Below are entries. Pull out all lines containing "kiếm".

RECORDED DATA START

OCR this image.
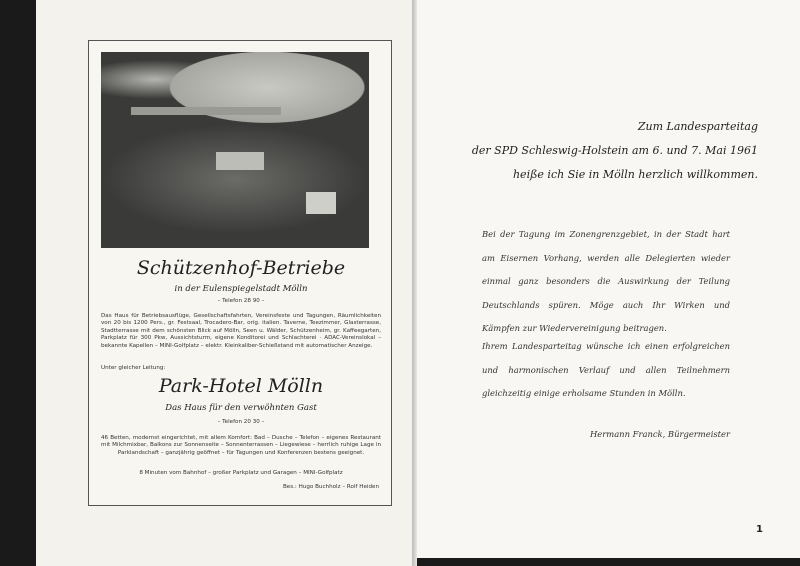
Schützenhof-Betriebe
in der Eulenspiegelstadt Mölln
– Telefon 28 90 –
Das Haus für Betriebsausflüge, Gesellschaftsfahrten, Vereinsfeste und Tagungen, Räumlichkeiten von 20 bis 1200 Pers., gr. Festsaal, Trocadero-Bar, orig. italien. Taverne, Teezimmer, Glasterrasse, Stadtterrasse mit dem schönsten Blick auf Mölln, Seen u. Wälder, Schützenheim, gr. Kaffeegarten, Parkplatz für 300 Pkw, Aussichtsturm, eigene Konditorei und Schlachterei · ADAC-Vereinslokal – bekannte Kapellen – MINI-Golfplatz – elektr. Kleinkaliber-Schießstand mit automatischer Anzeige.
Unter gleicher Leitung:
Park-Hotel Mölln
Das Haus für den verwöhnten Gast
– Telefon 20 30 –
46 Betten, modernst eingerichtet, mit allem Komfort: Bad – Dusche – Telefon – eigenes Restaurant mit Milchmixbar, Balkons zur Sonnenseite – Sonnenterrassen – Liegewiese – herrlich ruhige Lage in Parklandschaft – ganzjährig geöffnet – für Tagungen und Konferenzen bestens geeignet.
8 Minuten vom Bahnhof – großer Parkplatz und Garagen – MINI-Golfplatz
Bes.: Hugo Buchholz – Rolf Heiden
Zum Landesparteitag
der SPD Schleswig-Holstein am 6. und 7. Mai 1961
heiße ich Sie in Mölln herzlich willkommen.
Bei der Tagung im Zonengrenzgebiet, in der Stadt hart am Eisernen Vorhang, werden alle Delegierten wieder einmal ganz besonders die Auswirkung der Teilung Deutschlands spüren. Möge auch Ihr Wirken und Kämpfen zur Wiedervereinigung beitragen.
Ihrem Landesparteitag wünsche ich einen erfolgreichen und harmonischen Verlauf und allen Teilnehmern gleichzeitig einige erholsame Stunden in Mölln.
Hermann Franck, Bürgermeister
1
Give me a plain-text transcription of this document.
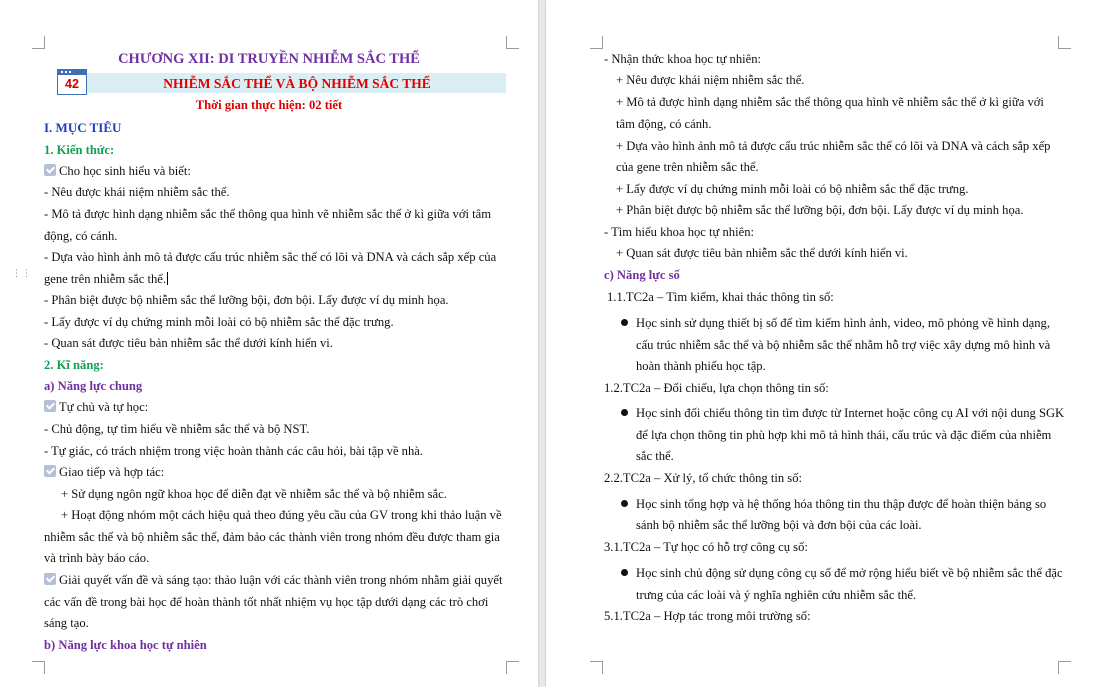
CHƯƠNG XII: DI TRUYỀN NHIỄM SẮC THỂ
42	NHIỄM SẮC THỂ VÀ BỘ NHIỄM SẮC THỂ
Thời gian thực hiện: 02 tiết
⋮⋮
I. MỤC TIÊU
1. Kiến thức:
Cho học sinh hiểu và biết:
- Nêu được khái niệm nhiễm sắc thể.
- Mô tả được hình dạng nhiễm sắc thể thông qua hình vẽ nhiễm sắc thể ở kì giữa với tâm
động, có cánh.
- Dựa vào hình ảnh mô tả được cấu trúc nhiễm sắc thể có lõi và DNA và cách sắp xếp của
gene trên nhiễm sắc thể.
- Phân biệt được bộ nhiễm sắc thể lưỡng bội, đơn bội. Lấy được ví dụ minh họa.
- Lấy được ví dụ chứng minh mỗi loài có bộ nhiễm sắc thể đặc trưng.
- Quan sát được tiêu bản nhiễm sắc thể dưới kính hiển vi.
2. Kĩ năng:
a) Năng lực chung
Tự chủ và tự học:
- Chủ động, tự tìm hiểu về nhiễm sắc thể và bộ NST.
- Tự giác, có trách nhiệm trong việc hoàn thành các câu hỏi, bài tập về nhà.
Giao tiếp và hợp tác:
+ Sử dụng ngôn ngữ khoa học để diễn đạt về nhiễm sắc thể và bộ nhiễm sắc.
+ Hoạt động nhóm một cách hiệu quả theo đúng yêu cầu của GV trong khi thảo luận về
nhiễm sắc thể và bộ nhiễm sắc thể, đảm bảo các thành viên trong nhóm đều được tham gia
và trình bày báo cáo.
Giải quyết vấn đề và sáng tạo: thảo luận với các thành viên trong nhóm nhằm giải quyết
các vấn đề trong bài học để hoàn thành tốt nhất nhiệm vụ học tập dưới dạng các trò chơi
sáng tạo.
b) Năng lực khoa học tự nhiên
- Nhận thức khoa học tự nhiên:
+ Nêu được khái niệm nhiễm sắc thể.
+ Mô tả được hình dạng nhiễm sắc thể thông qua hình vẽ nhiễm sắc thể ở kì giữa với
tâm động, có cánh.
+ Dựa vào hình ảnh mô tả được cấu trúc nhiễm sắc thể có lõi và DNA và cách sắp xếp
của gene trên nhiễm sắc thể.
+ Lấy được ví dụ chứng minh mỗi loài có bộ nhiễm sắc thể đặc trưng.
+ Phân biệt được bộ nhiễm sắc thể lưỡng bội, đơn bội. Lấy được ví dụ minh họa.
- Tìm hiểu khoa học tự nhiên:
+ Quan sát được tiêu bản nhiễm sắc thể dưới kính hiển vi.
c) Năng lực số
1.1.TC2a – Tìm kiếm, khai thác thông tin số:
Học sinh sử dụng thiết bị số để tìm kiếm hình ảnh, video, mô phỏng về hình dạng,
cấu trúc nhiễm sắc thể và bộ nhiễm sắc thể nhằm hỗ trợ việc xây dựng mô hình và
hoàn thành phiếu học tập.
1.2.TC2a – Đối chiếu, lựa chọn thông tin số:
Học sinh đối chiếu thông tin tìm được từ Internet hoặc công cụ AI với nội dung SGK
để lựa chọn thông tin phù hợp khi mô tả hình thái, cấu trúc và đặc điểm của nhiễm
sắc thể.
2.2.TC2a – Xử lý, tổ chức thông tin số:
Học sinh tổng hợp và hệ thống hóa thông tin thu thập được để hoàn thiện bảng so
sánh bộ nhiễm sắc thể lưỡng bội và đơn bội của các loài.
3.1.TC2a – Tự học có hỗ trợ công cụ số:
Học sinh chủ động sử dụng công cụ số để mở rộng hiểu biết về bộ nhiễm sắc thể đặc
trưng của các loài và ý nghĩa nghiên cứu nhiễm sắc thể.
5.1.TC2a – Hợp tác trong môi trường số:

RECORDED DATA END

#### COMPLETED TASK
1.1.TC2a – Tìm kiếm, khai thác thông tin số:
Học sinh sử dụng thiết bị số để tìm kiếm hình ảnh, video, mô phỏng về hình dạng,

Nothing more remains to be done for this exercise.